EXTRACTED DATA
********
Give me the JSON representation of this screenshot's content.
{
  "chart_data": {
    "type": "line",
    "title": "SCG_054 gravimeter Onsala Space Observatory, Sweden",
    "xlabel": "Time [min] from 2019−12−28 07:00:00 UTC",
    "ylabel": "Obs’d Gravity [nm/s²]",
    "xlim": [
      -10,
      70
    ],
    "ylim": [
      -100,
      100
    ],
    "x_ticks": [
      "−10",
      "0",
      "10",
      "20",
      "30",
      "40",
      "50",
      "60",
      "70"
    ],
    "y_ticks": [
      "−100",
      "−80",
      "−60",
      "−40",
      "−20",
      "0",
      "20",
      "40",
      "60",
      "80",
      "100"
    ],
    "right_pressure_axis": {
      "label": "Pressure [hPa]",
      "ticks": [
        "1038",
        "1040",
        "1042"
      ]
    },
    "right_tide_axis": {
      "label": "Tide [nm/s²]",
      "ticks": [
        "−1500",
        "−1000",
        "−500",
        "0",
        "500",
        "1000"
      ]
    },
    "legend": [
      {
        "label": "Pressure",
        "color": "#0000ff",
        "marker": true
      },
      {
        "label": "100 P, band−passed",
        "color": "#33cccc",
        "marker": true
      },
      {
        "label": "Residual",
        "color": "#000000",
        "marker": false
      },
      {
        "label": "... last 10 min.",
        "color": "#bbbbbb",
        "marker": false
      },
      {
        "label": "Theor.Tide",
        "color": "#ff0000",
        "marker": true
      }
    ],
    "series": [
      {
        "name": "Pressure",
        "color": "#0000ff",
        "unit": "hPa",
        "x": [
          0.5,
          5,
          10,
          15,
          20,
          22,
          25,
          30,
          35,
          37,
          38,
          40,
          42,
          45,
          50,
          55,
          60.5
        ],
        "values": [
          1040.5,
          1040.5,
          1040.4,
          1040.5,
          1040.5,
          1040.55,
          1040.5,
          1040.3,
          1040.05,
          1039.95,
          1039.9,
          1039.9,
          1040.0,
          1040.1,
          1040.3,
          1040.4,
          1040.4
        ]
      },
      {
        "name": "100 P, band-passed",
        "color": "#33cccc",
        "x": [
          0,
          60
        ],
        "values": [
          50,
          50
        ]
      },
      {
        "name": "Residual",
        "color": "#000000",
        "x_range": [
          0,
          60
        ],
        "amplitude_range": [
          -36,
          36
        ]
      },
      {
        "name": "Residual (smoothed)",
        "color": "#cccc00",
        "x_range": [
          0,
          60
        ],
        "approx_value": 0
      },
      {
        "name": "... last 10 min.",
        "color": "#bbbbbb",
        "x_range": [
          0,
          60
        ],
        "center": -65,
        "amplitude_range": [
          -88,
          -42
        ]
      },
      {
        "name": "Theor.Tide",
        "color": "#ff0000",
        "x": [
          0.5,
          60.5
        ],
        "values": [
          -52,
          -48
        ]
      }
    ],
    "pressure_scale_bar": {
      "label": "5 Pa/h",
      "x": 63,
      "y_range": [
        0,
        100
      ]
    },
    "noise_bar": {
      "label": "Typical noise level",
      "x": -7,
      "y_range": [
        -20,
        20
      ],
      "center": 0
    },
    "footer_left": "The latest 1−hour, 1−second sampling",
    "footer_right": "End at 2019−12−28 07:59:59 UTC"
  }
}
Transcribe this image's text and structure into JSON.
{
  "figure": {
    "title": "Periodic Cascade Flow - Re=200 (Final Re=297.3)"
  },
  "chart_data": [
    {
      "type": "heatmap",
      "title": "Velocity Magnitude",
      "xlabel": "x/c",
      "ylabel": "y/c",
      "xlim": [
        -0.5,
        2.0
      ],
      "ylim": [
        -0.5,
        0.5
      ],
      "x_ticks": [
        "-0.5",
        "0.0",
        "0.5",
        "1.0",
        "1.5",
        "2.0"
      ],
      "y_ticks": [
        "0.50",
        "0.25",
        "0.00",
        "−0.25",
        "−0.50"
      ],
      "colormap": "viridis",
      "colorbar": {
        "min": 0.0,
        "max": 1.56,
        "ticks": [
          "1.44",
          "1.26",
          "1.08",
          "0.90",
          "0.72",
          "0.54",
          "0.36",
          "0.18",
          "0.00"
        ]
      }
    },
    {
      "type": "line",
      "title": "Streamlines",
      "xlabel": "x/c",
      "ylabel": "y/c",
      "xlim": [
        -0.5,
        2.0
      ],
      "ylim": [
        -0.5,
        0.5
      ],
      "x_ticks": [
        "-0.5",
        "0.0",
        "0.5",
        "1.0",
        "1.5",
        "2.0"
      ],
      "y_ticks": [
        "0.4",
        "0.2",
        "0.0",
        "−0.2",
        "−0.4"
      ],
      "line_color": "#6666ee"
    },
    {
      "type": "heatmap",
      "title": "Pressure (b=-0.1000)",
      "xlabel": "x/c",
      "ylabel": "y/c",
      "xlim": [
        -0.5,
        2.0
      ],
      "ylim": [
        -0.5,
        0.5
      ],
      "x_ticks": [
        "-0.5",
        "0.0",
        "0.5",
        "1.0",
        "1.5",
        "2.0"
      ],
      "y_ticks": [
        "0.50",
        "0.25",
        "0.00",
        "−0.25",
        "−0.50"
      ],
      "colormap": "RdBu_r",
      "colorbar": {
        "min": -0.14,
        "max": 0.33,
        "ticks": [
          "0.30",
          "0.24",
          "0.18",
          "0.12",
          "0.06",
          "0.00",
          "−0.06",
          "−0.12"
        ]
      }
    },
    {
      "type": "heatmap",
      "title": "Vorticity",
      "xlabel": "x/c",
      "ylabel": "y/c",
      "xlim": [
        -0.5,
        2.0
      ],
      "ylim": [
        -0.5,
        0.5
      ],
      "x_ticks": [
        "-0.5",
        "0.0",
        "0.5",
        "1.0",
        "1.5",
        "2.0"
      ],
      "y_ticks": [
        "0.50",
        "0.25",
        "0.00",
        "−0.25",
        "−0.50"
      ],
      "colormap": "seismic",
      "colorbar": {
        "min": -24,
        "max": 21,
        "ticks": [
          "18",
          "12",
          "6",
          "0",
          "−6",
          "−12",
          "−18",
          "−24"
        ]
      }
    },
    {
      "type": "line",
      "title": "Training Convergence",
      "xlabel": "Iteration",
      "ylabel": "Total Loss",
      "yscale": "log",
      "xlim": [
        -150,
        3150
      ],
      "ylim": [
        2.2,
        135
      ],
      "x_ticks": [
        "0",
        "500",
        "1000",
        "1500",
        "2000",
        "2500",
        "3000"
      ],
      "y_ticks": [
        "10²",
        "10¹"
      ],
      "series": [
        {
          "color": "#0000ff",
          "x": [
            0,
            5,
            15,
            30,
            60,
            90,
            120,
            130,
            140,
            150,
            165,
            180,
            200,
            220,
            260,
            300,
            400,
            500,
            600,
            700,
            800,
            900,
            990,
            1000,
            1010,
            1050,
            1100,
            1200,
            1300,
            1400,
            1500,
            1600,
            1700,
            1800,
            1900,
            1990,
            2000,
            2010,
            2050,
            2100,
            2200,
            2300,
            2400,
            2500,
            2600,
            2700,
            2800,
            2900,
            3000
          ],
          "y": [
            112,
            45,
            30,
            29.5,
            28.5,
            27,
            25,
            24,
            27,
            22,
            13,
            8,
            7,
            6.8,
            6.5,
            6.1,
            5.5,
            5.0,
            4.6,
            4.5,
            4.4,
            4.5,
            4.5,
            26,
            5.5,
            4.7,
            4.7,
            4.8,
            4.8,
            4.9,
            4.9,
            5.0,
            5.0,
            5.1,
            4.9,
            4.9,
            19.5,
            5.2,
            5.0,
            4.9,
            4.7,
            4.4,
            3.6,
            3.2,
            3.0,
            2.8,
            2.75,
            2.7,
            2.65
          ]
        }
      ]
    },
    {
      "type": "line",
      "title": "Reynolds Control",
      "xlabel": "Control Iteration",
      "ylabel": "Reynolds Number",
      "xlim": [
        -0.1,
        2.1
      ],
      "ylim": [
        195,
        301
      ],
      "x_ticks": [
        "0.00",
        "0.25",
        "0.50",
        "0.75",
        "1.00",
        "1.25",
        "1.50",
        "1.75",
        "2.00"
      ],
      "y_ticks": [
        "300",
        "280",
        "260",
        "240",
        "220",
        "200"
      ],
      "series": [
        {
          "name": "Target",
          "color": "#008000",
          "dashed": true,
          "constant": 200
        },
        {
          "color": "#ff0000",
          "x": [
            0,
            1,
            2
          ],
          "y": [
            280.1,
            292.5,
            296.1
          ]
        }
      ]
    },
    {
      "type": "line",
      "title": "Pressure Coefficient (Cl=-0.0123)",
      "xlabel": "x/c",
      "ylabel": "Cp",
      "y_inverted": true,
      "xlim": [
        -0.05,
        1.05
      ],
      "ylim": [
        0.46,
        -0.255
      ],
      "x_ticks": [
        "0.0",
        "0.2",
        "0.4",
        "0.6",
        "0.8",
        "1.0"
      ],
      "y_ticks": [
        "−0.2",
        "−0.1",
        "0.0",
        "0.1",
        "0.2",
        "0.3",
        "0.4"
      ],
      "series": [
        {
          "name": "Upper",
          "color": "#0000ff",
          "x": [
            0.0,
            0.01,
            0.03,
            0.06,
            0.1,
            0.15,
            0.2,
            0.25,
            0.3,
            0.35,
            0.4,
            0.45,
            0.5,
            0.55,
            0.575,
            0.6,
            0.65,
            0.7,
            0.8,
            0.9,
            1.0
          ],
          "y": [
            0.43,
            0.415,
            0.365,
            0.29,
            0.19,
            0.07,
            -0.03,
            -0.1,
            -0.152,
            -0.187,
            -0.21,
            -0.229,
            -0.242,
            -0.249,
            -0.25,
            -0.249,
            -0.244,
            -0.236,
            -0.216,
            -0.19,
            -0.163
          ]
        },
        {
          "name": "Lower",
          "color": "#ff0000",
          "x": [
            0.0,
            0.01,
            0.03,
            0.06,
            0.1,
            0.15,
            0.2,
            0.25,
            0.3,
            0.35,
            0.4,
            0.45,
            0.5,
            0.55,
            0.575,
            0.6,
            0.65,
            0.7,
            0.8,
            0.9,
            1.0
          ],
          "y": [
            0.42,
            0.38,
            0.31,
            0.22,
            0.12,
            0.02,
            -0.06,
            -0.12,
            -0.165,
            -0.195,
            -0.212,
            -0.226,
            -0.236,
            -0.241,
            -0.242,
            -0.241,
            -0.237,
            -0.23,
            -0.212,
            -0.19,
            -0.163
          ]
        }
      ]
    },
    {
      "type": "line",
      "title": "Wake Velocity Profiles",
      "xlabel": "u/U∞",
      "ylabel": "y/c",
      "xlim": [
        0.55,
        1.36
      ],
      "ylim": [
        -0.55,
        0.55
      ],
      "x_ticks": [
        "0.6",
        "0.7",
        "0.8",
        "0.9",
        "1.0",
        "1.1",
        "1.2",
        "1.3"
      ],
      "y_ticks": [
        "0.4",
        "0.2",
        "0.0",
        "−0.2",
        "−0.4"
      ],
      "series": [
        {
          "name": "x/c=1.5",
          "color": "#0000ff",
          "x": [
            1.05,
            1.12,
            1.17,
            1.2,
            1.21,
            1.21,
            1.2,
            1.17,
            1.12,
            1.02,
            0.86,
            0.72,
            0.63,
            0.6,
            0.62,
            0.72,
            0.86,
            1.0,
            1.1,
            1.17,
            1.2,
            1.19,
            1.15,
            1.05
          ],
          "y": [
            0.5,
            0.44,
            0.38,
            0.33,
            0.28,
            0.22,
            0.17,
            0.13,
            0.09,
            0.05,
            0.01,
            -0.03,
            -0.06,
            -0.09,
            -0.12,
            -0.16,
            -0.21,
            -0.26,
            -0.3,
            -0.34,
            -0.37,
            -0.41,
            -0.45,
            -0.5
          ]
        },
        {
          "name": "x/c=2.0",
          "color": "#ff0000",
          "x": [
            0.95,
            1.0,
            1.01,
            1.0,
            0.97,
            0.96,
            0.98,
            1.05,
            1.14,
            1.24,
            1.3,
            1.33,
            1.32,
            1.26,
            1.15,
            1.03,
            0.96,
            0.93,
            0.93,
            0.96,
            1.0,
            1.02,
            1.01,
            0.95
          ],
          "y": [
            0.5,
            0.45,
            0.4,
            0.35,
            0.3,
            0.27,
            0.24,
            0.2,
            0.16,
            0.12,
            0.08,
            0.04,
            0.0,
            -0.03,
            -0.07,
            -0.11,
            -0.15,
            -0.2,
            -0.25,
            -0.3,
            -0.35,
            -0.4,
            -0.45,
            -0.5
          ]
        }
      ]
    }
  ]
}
********
WHAT YOU WILL DO
Find "title". Copy every line it occurs in.

FINISHED TASK
    "title": "SCG_054 gravimeter Onsala Space Observatory, Sweden",
    "title": "Periodic Cascade Flow - Re=200 (Final Re=297.3)"
      "title": "Velocity Magnitude",
      "title": "Streamlines",
      "title": "Pressure (b=-0.1000)",
      "title": "Vorticity",
      "title": "Training Convergence",
      "title": "Reynolds Control",
      "title": "Pressure Coefficient (Cl=-0.0123)",
      "title": "Wake Velocity Profiles",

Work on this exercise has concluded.